• _Problem to solve_
Every record below should be written out exactly; pictures stay out.

• _Supplied records_
>>>>>
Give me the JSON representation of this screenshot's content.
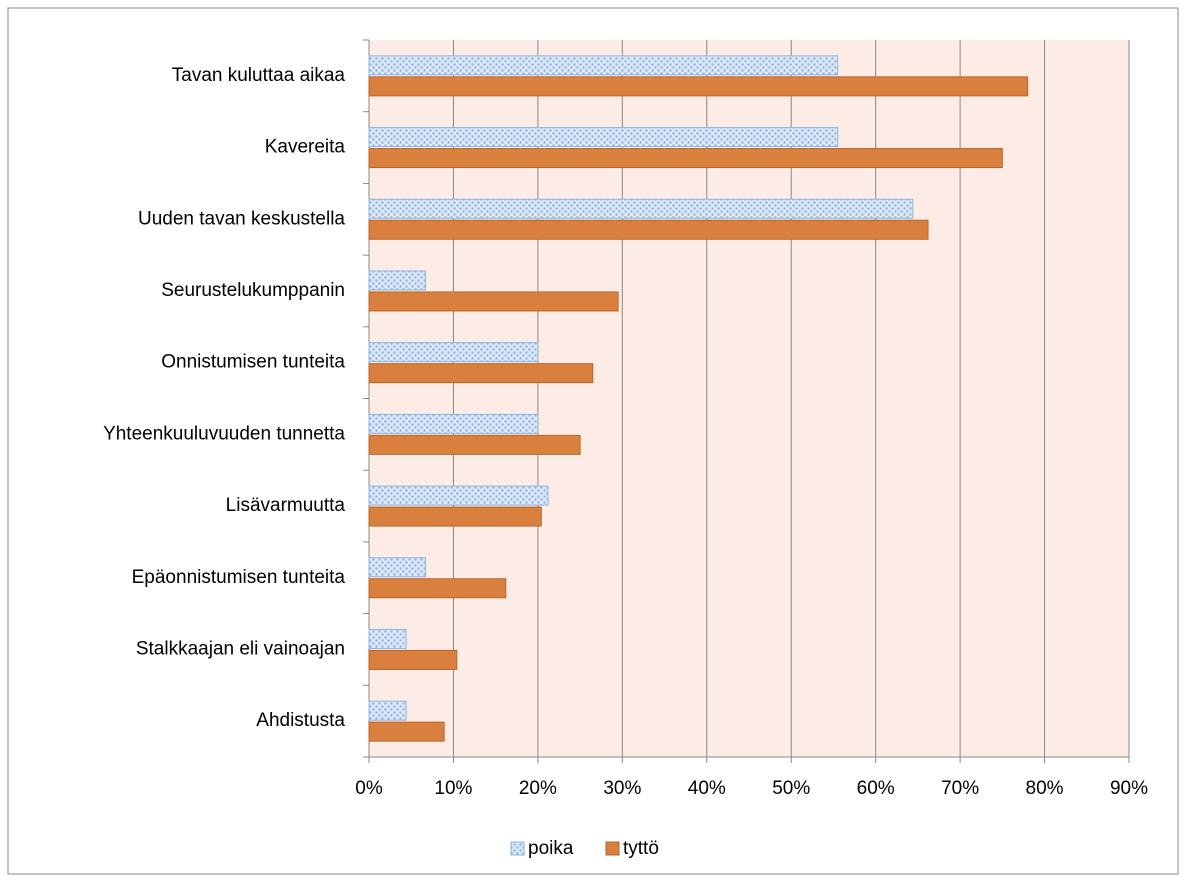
{
  "chart_data": {
    "type": "hbar",
    "categories": [
      "Tavan kuluttaa aikaa",
      "Kavereita",
      "Uuden tavan keskustella",
      "Seurustelukumppanin",
      "Onnistumisen tunteita",
      "Yhteenkuuluvuuden tunnetta",
      "Lisävarmuutta",
      "Epäonnistumisen tunteita",
      "Stalkkaajan eli vainoajan",
      "Ahdistusta"
    ],
    "series": [
      {
        "name": "poika",
        "color": "#c6d9f1",
        "values": [
          55.5,
          55.5,
          64.4,
          6.7,
          20,
          20,
          21.2,
          6.7,
          4.4,
          4.4
        ]
      },
      {
        "name": "tyttö",
        "color": "#d9803e",
        "values": [
          78,
          75,
          66.2,
          29.5,
          26.5,
          25,
          20.4,
          16.2,
          10.4,
          8.9
        ]
      }
    ],
    "xlim": [
      0,
      90
    ],
    "xticks": [
      {
        "value": 0,
        "label": "0%"
      },
      {
        "value": 10,
        "label": "10%"
      },
      {
        "value": 20,
        "label": "20%"
      },
      {
        "value": 30,
        "label": "30%"
      },
      {
        "value": 40,
        "label": "40%"
      },
      {
        "value": 50,
        "label": "50%"
      },
      {
        "value": 60,
        "label": "60%"
      },
      {
        "value": 70,
        "label": "70%"
      },
      {
        "value": 80,
        "label": "80%"
      },
      {
        "value": 90,
        "label": "90%"
      }
    ],
    "grid": true,
    "legend": "bottom"
  }
}
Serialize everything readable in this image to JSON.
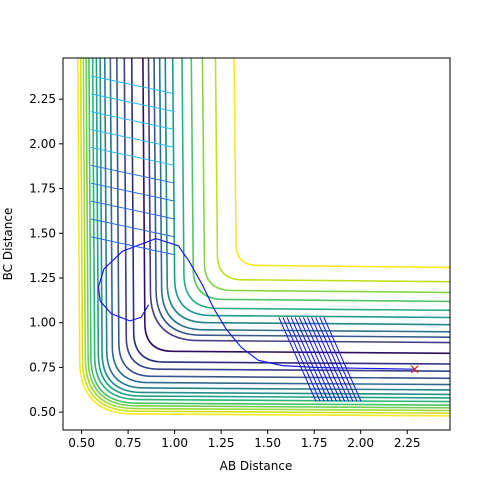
{
  "chart_data": {
    "type": "contour",
    "xlabel": "AB Distance",
    "ylabel": "BC Distance",
    "xlim": [
      0.4,
      2.48
    ],
    "ylim": [
      0.4,
      2.48
    ],
    "xticks": [
      "0.50",
      "0.75",
      "1.00",
      "1.25",
      "1.50",
      "1.75",
      "2.00",
      "2.25"
    ],
    "yticks": [
      "0.50",
      "0.75",
      "1.00",
      "1.25",
      "1.50",
      "1.75",
      "2.00",
      "2.25"
    ],
    "grid": false,
    "contour_levels": [
      {
        "ab": 0.84,
        "bc": 0.84,
        "color": "#2c0f5e"
      },
      {
        "ab": 0.78,
        "bc": 0.78,
        "color": "#2e2c7a"
      },
      {
        "ab": 0.74,
        "bc": 0.74,
        "color": "#35418a"
      },
      {
        "ab": 0.7,
        "bc": 0.7,
        "color": "#39568c"
      },
      {
        "ab": 0.665,
        "bc": 0.665,
        "color": "#2e6b8e"
      },
      {
        "ab": 0.635,
        "bc": 0.635,
        "color": "#277f8e"
      },
      {
        "ab": 0.61,
        "bc": 0.61,
        "color": "#21918c"
      },
      {
        "ab": 0.59,
        "bc": 0.59,
        "color": "#1fa187"
      },
      {
        "ab": 0.57,
        "bc": 0.57,
        "color": "#2db27d"
      },
      {
        "ab": 0.55,
        "bc": 0.55,
        "color": "#4ac16d"
      },
      {
        "ab": 0.535,
        "bc": 0.535,
        "color": "#73d056"
      },
      {
        "ab": 0.52,
        "bc": 0.52,
        "color": "#a0da39"
      },
      {
        "ab": 0.505,
        "bc": 0.505,
        "color": "#d0e11c"
      },
      {
        "ab": 0.49,
        "bc": 0.49,
        "color": "#fde725"
      }
    ],
    "outer_contours": [
      {
        "ab": 1.33,
        "bc": 1.32,
        "color": "#fde725"
      },
      {
        "ab": 1.23,
        "bc": 1.24,
        "color": "#c2df23"
      },
      {
        "ab": 1.16,
        "bc": 1.18,
        "color": "#86d549"
      },
      {
        "ab": 1.1,
        "bc": 1.13,
        "color": "#52c569"
      },
      {
        "ab": 1.05,
        "bc": 1.08,
        "color": "#2ab07f"
      },
      {
        "ab": 1.0,
        "bc": 1.04,
        "color": "#1e9b8a"
      },
      {
        "ab": 0.96,
        "bc": 1.0,
        "color": "#25848e"
      },
      {
        "ab": 0.93,
        "bc": 0.96,
        "color": "#2d708e"
      },
      {
        "ab": 0.9,
        "bc": 0.93,
        "color": "#38588c"
      },
      {
        "ab": 0.87,
        "bc": 0.9,
        "color": "#433e85"
      }
    ],
    "trajectory": [
      [
        2.29,
        0.74
      ],
      [
        2.0,
        0.745
      ],
      [
        1.75,
        0.75
      ],
      [
        1.58,
        0.76
      ],
      [
        1.45,
        0.79
      ],
      [
        1.36,
        0.86
      ],
      [
        1.28,
        0.96
      ],
      [
        1.21,
        1.08
      ],
      [
        1.15,
        1.21
      ],
      [
        1.08,
        1.34
      ],
      [
        1.02,
        1.43
      ],
      [
        0.9,
        1.47
      ],
      [
        0.72,
        1.4
      ],
      [
        0.62,
        1.3
      ],
      [
        0.59,
        1.2
      ],
      [
        0.6,
        1.12
      ],
      [
        0.66,
        1.05
      ],
      [
        0.76,
        1.01
      ],
      [
        0.82,
        1.03
      ],
      [
        0.86,
        1.1
      ]
    ],
    "marker": {
      "x": 2.29,
      "y": 0.74,
      "symbol": "x",
      "color": "#dd2222"
    }
  }
}
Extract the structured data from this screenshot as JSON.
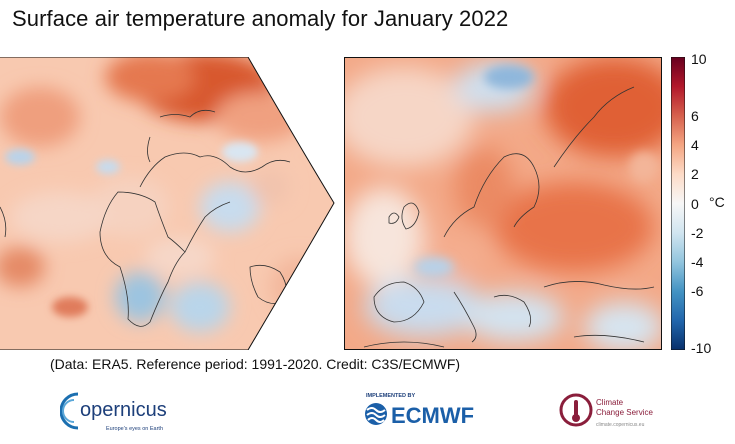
{
  "title": "Surface air temperature anomaly for January 2022",
  "caption": "(Data: ERA5.  Reference period: 1991-2020.  Credit: C3S/ECMWF)",
  "colorbar": {
    "unit": "°C",
    "range": [
      -10,
      10
    ],
    "ticks": [
      "10",
      "6",
      "4",
      "2",
      "0",
      "-2",
      "-4",
      "-6",
      "-10"
    ],
    "colors": [
      "#08306b",
      "#2166ac",
      "#4393c3",
      "#92c5de",
      "#d1e5f0",
      "#f7f7f7",
      "#fddbc7",
      "#f4a582",
      "#d6604d",
      "#b2182b",
      "#67001f"
    ]
  },
  "logos": {
    "copernicus": {
      "name": "opernicus",
      "tagline": "Europe's eyes on Earth"
    },
    "ecmwf": {
      "top": "IMPLEMENTED BY",
      "name": "ECMWF"
    },
    "c3s": {
      "line1": "Climate",
      "line2": "Change Service",
      "tagline": "climate.copernicus.eu"
    }
  }
}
<<<<<
• _Reply_
Give me the JSON representation of this screenshot's content.
{
  "chart_data": {
    "type": "hbar",
    "categories": [
      "Tavan kuluttaa aikaa",
      "Kavereita",
      "Uuden tavan keskustella",
      "Seurustelukumppanin",
      "Onnistumisen tunteita",
      "Yhteenkuuluvuuden tunnetta",
      "Lisävarmuutta",
      "Epäonnistumisen tunteita",
      "Stalkkaajan eli vainoajan",
      "Ahdistusta"
    ],
    "series": [
      {
        "name": "poika",
        "color": "#c6d9f1",
        "values": [
          55.5,
          55.5,
          64.4,
          6.7,
          20,
          20,
          21.2,
          6.7,
          4.4,
          4.4
        ]
      },
      {
        "name": "tyttö",
        "color": "#d9803e",
        "values": [
          78,
          75,
          66.2,
          29.5,
          26.5,
          25,
          20.4,
          16.2,
          10.4,
          8.9
        ]
      }
    ],
    "xlim": [
      0,
      90
    ],
    "xticks": [
      {
        "value": 0,
        "label": "0%"
      },
      {
        "value": 10,
        "label": "10%"
      },
      {
        "value": 20,
        "label": "20%"
      },
      {
        "value": 30,
        "label": "30%"
      },
      {
        "value": 40,
        "label": "40%"
      },
      {
        "value": 50,
        "label": "50%"
      },
      {
        "value": 60,
        "label": "60%"
      },
      {
        "value": 70,
        "label": "70%"
      },
      {
        "value": 80,
        "label": "80%"
      },
      {
        "value": 90,
        "label": "90%"
      }
    ],
    "grid": true,
    "legend": "bottom"
  }
}
Serialize everything readable in this image to JSON.
{
  "chart_data": {
    "type": "contour",
    "xlabel": "AB Distance",
    "ylabel": "BC Distance",
    "xlim": [
      0.4,
      2.48
    ],
    "ylim": [
      0.4,
      2.48
    ],
    "xticks": [
      "0.50",
      "0.75",
      "1.00",
      "1.25",
      "1.50",
      "1.75",
      "2.00",
      "2.25"
    ],
    "yticks": [
      "0.50",
      "0.75",
      "1.00",
      "1.25",
      "1.50",
      "1.75",
      "2.00",
      "2.25"
    ],
    "grid": false,
    "contour_levels": [
      {
        "ab": 0.84,
        "bc": 0.84,
        "color": "#2c0f5e"
      },
      {
        "ab": 0.78,
        "bc": 0.78,
        "color": "#2e2c7a"
      },
      {
        "ab": 0.74,
        "bc": 0.74,
        "color": "#35418a"
      },
      {
        "ab": 0.7,
        "bc": 0.7,
        "color": "#39568c"
      },
      {
        "ab": 0.665,
        "bc": 0.665,
        "color": "#2e6b8e"
      },
      {
        "ab": 0.635,
        "bc": 0.635,
        "color": "#277f8e"
      },
      {
        "ab": 0.61,
        "bc": 0.61,
        "color": "#21918c"
      },
      {
        "ab": 0.59,
        "bc": 0.59,
        "color": "#1fa187"
      },
      {
        "ab": 0.57,
        "bc": 0.57,
        "color": "#2db27d"
      },
      {
        "ab": 0.55,
        "bc": 0.55,
        "color": "#4ac16d"
      },
      {
        "ab": 0.535,
        "bc": 0.535,
        "color": "#73d056"
      },
      {
        "ab": 0.52,
        "bc": 0.52,
        "color": "#a0da39"
      },
      {
        "ab": 0.505,
        "bc": 0.505,
        "color": "#d0e11c"
      },
      {
        "ab": 0.49,
        "bc": 0.49,
        "color": "#fde725"
      }
    ],
    "outer_contours": [
      {
        "ab": 1.33,
        "bc": 1.32,
        "color": "#fde725"
      },
      {
        "ab": 1.23,
        "bc": 1.24,
        "color": "#c2df23"
      },
      {
        "ab": 1.16,
        "bc": 1.18,
        "color": "#86d549"
      },
      {
        "ab": 1.1,
        "bc": 1.13,
        "color": "#52c569"
      },
      {
        "ab": 1.05,
        "bc": 1.08,
        "color": "#2ab07f"
      },
      {
        "ab": 1.0,
        "bc": 1.04,
        "color": "#1e9b8a"
      },
      {
        "ab": 0.96,
        "bc": 1.0,
        "color": "#25848e"
      },
      {
        "ab": 0.93,
        "bc": 0.96,
        "color": "#2d708e"
      },
      {
        "ab": 0.9,
        "bc": 0.93,
        "color": "#38588c"
      },
      {
        "ab": 0.87,
        "bc": 0.9,
        "color": "#433e85"
      }
    ],
    "trajectory": [
      [
        2.29,
        0.74
      ],
      [
        2.0,
        0.745
      ],
      [
        1.75,
        0.75
      ],
      [
        1.58,
        0.76
      ],
      [
        1.45,
        0.79
      ],
      [
        1.36,
        0.86
      ],
      [
        1.28,
        0.96
      ],
      [
        1.21,
        1.08
      ],
      [
        1.15,
        1.21
      ],
      [
        1.08,
        1.34
      ],
      [
        1.02,
        1.43
      ],
      [
        0.9,
        1.47
      ],
      [
        0.72,
        1.4
      ],
      [
        0.62,
        1.3
      ],
      [
        0.59,
        1.2
      ],
      [
        0.6,
        1.12
      ],
      [
        0.66,
        1.05
      ],
      [
        0.76,
        1.01
      ],
      [
        0.82,
        1.03
      ],
      [
        0.86,
        1.1
      ]
    ],
    "marker": {
      "x": 2.29,
      "y": 0.74,
      "symbol": "x",
      "color": "#dd2222"
    }
  }
}
Extract the structured data from this screenshot as JSON.
{
  "title": "Surface air temperature anomaly for January 2022",
  "caption": "(Data: ERA5.  Reference period: 1991-2020.  Credit: C3S/ECMWF)",
  "colorbar": {
    "unit": "°C",
    "range": [
      -10,
      10
    ],
    "ticks": [
      "10",
      "6",
      "4",
      "2",
      "0",
      "-2",
      "-4",
      "-6",
      "-10"
    ],
    "colors": [
      "#08306b",
      "#2166ac",
      "#4393c3",
      "#92c5de",
      "#d1e5f0",
      "#f7f7f7",
      "#fddbc7",
      "#f4a582",
      "#d6604d",
      "#b2182b",
      "#67001f"
    ]
  },
  "logos": {
    "copernicus": {
      "name": "opernicus",
      "tagline": "Europe's eyes on Earth"
    },
    "ecmwf": {
      "top": "IMPLEMENTED BY",
      "name": "ECMWF"
    },
    "c3s": {
      "line1": "Climate",
      "line2": "Change Service",
      "tagline": "climate.copernicus.eu"
    }
  }
}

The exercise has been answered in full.